Collect all the lines that mention the word "ffffff".

▬▬▬▬▬▬▬▬▬▬

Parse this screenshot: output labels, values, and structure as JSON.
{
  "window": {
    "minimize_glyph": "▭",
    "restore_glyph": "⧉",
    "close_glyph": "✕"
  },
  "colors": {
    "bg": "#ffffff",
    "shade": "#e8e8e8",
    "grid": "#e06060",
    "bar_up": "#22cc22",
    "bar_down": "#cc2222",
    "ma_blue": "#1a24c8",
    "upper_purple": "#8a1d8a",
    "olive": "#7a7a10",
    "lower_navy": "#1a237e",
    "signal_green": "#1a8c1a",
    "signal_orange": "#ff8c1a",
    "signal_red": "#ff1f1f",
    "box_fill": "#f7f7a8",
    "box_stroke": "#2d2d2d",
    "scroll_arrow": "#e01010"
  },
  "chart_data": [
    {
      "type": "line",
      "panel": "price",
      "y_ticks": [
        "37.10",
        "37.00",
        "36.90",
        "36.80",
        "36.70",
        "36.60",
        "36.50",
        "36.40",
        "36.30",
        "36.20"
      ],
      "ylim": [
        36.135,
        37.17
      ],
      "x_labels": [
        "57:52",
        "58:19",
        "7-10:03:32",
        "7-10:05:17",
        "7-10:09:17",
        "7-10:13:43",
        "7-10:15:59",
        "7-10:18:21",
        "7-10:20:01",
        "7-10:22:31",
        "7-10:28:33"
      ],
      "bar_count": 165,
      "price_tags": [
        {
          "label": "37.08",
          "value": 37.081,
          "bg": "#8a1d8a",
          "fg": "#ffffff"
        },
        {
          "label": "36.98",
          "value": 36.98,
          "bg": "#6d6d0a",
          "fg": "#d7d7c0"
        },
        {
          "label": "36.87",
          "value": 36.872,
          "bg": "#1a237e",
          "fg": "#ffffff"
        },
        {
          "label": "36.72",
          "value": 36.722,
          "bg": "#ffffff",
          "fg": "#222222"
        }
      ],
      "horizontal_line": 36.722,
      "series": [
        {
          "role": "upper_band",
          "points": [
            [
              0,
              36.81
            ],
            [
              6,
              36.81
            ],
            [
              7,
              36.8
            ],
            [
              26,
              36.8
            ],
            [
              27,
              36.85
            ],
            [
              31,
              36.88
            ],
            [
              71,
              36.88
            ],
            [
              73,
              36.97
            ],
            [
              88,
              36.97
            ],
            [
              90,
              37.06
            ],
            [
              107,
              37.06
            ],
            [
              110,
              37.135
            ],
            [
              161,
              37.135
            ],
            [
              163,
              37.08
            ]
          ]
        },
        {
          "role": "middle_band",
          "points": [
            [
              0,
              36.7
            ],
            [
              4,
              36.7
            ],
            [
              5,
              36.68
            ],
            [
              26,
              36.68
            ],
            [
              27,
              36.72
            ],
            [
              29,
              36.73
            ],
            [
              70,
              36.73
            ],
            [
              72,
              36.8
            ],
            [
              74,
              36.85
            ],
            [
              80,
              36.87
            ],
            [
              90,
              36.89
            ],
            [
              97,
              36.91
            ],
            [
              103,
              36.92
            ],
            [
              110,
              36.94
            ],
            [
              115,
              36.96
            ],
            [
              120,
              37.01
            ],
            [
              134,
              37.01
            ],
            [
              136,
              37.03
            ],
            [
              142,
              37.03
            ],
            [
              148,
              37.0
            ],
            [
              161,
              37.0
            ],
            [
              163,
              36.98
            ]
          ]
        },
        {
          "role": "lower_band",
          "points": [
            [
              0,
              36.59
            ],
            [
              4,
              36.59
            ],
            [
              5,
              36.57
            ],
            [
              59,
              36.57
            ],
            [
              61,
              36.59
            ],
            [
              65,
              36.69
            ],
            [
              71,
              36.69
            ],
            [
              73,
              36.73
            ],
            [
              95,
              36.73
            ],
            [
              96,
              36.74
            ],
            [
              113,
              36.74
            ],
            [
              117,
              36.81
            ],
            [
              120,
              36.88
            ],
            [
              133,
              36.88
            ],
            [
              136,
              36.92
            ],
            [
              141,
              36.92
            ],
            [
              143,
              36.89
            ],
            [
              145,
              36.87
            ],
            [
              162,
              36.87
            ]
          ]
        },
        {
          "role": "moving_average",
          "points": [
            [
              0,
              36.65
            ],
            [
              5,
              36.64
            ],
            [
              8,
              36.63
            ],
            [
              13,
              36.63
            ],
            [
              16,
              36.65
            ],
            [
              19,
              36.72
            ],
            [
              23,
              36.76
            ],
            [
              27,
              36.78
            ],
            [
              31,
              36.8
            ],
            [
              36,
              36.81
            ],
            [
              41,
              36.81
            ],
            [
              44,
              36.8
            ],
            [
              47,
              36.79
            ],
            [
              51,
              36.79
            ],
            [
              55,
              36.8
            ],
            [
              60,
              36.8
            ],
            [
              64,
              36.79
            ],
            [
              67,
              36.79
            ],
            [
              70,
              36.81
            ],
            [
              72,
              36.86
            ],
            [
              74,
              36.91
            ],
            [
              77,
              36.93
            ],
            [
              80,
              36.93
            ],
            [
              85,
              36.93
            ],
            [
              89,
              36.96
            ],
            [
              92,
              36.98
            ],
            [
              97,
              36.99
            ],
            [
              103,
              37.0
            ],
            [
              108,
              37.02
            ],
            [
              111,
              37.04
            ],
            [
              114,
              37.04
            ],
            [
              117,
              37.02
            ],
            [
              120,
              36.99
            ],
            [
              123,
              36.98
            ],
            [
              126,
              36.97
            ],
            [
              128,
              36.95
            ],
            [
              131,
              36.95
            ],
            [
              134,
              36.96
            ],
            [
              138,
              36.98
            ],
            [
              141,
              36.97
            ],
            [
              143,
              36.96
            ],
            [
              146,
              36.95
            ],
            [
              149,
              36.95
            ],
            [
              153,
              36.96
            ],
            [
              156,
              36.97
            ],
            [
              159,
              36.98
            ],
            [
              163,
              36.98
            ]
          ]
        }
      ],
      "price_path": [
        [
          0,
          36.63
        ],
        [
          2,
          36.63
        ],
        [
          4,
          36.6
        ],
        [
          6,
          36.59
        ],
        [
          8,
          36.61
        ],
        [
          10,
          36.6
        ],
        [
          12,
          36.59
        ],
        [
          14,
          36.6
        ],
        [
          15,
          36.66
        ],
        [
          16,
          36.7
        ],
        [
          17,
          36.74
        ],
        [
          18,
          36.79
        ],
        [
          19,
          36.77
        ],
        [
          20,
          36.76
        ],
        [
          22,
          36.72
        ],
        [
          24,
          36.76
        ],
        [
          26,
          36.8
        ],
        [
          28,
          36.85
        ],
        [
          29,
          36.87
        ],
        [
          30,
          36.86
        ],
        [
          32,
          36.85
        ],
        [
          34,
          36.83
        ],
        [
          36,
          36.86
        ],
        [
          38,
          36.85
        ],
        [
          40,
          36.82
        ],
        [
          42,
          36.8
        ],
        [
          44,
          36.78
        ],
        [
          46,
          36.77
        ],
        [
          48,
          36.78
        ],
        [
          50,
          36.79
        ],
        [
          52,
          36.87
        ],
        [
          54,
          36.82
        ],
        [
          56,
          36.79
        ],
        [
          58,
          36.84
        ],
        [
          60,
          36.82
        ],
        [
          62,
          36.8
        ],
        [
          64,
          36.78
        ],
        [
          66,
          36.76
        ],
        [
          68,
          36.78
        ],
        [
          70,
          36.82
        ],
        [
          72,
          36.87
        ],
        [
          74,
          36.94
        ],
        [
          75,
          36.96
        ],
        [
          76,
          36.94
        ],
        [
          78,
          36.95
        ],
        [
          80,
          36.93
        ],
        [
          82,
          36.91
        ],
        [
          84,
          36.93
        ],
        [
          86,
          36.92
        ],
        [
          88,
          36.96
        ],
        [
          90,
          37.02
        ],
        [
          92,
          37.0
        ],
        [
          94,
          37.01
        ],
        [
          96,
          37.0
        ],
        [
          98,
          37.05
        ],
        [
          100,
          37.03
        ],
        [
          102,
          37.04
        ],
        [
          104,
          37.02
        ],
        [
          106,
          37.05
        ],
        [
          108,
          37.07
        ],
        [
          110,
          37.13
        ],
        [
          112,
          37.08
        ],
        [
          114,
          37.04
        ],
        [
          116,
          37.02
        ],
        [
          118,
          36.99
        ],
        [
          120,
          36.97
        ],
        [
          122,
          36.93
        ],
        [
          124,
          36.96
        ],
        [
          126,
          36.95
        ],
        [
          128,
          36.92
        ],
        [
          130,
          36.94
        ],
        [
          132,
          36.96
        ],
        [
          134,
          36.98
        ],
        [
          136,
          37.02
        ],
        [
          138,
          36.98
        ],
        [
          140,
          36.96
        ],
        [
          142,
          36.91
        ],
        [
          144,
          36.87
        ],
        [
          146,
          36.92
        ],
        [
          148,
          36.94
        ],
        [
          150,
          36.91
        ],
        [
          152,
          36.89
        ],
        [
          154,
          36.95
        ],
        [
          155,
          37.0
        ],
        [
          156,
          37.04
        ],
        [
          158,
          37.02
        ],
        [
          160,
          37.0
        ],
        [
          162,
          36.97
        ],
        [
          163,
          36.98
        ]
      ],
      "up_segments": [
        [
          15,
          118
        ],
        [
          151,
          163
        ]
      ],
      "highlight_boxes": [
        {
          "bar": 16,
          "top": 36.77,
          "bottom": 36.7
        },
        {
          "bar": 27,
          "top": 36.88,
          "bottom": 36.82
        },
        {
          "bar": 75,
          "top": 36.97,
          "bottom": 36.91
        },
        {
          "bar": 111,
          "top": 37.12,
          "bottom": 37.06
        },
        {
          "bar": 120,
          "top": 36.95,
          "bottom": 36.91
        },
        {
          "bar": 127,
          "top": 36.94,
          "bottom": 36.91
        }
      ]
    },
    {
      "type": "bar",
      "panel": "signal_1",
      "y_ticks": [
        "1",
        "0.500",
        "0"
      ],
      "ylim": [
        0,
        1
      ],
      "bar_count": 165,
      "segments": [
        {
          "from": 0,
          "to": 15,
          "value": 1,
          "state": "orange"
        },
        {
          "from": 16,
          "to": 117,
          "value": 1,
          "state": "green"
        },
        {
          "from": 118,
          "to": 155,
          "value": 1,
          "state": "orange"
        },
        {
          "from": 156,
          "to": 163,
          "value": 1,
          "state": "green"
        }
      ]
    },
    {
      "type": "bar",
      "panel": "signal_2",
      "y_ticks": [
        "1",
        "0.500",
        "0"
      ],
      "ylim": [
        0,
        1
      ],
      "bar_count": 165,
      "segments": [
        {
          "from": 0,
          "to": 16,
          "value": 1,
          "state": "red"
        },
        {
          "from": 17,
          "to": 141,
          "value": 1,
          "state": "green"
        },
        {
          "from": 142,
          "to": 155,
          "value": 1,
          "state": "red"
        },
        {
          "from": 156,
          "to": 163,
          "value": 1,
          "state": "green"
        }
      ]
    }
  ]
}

▬▬▬▬▬▬▬▬▬▬

_Task answer_:
    "bg": "#ffffff",
          "fg": "#ffffff"
          "fg": "#ffffff"
          "bg": "#ffffff",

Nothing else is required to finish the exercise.